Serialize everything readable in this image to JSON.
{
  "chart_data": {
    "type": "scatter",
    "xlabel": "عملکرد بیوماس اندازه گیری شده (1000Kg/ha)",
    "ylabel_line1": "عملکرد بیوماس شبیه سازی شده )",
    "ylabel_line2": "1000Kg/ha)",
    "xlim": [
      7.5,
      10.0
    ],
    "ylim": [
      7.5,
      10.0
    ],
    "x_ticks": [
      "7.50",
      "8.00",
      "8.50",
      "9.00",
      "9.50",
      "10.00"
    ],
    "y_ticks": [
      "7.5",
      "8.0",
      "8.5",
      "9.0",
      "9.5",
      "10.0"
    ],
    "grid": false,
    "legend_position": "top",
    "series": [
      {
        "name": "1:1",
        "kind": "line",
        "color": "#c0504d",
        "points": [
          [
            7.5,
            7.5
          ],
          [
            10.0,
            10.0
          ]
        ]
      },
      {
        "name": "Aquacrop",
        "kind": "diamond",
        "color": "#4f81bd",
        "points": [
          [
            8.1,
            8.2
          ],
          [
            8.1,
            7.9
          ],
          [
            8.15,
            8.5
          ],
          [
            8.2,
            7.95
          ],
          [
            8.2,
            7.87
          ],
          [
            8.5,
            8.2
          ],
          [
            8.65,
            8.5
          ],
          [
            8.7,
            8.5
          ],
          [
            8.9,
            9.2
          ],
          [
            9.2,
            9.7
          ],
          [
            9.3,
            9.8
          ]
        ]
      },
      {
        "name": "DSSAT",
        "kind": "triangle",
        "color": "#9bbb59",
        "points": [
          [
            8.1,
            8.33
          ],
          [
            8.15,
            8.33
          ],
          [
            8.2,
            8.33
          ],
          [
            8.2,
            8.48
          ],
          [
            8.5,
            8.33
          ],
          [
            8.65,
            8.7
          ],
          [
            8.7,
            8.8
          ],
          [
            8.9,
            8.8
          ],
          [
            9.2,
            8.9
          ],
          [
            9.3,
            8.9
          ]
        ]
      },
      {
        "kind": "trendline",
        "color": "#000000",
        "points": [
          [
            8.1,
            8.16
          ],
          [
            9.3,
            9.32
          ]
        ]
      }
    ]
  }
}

-------------------------

Exercise objective:
Your task is to output the full set of records exactly as presented.

Written response:
Serialize everything readable in this image to JSON.
{
  "chart_data": {
    "type": "scatter",
    "xlabel": "عملکرد بیوماس اندازه گیری شده (1000Kg/ha)",
    "ylabel_line1": "عملکرد بیوماس شبیه سازی شده )",
    "ylabel_line2": "1000Kg/ha)",
    "xlim": [
      7.5,
      10.0
    ],
    "ylim": [
      7.5,
      10.0
    ],
    "x_ticks": [
      "7.50",
      "8.00",
      "8.50",
      "9.00",
      "9.50",
      "10.00"
    ],
    "y_ticks": [
      "7.5",
      "8.0",
      "8.5",
      "9.0",
      "9.5",
      "10.0"
    ],
    "grid": false,
    "legend_position": "top",
    "series": [
      {
        "name": "1:1",
        "kind": "line",
        "color": "#c0504d",
        "points": [
          [
            7.5,
            7.5
          ],
          [
            10.0,
            10.0
          ]
        ]
      },
      {
        "name": "Aquacrop",
        "kind": "diamond",
        "color": "#4f81bd",
        "points": [
          [
            8.1,
            8.2
          ],
          [
            8.1,
            7.9
          ],
          [
            8.15,
            8.5
          ],
          [
            8.2,
            7.95
          ],
          [
            8.2,
            7.87
          ],
          [
            8.5,
            8.2
          ],
          [
            8.65,
            8.5
          ],
          [
            8.7,
            8.5
          ],
          [
            8.9,
            9.2
          ],
          [
            9.2,
            9.7
          ],
          [
            9.3,
            9.8
          ]
        ]
      },
      {
        "name": "DSSAT",
        "kind": "triangle",
        "color": "#9bbb59",
        "points": [
          [
            8.1,
            8.33
          ],
          [
            8.15,
            8.33
          ],
          [
            8.2,
            8.33
          ],
          [
            8.2,
            8.48
          ],
          [
            8.5,
            8.33
          ],
          [
            8.65,
            8.7
          ],
          [
            8.7,
            8.8
          ],
          [
            8.9,
            8.8
          ],
          [
            9.2,
            8.9
          ],
          [
            9.3,
            8.9
          ]
        ]
      },
      {
        "kind": "trendline",
        "color": "#000000",
        "points": [
          [
            8.1,
            8.16
          ],
          [
            9.3,
            9.32
          ]
        ]
      }
    ]
  }
}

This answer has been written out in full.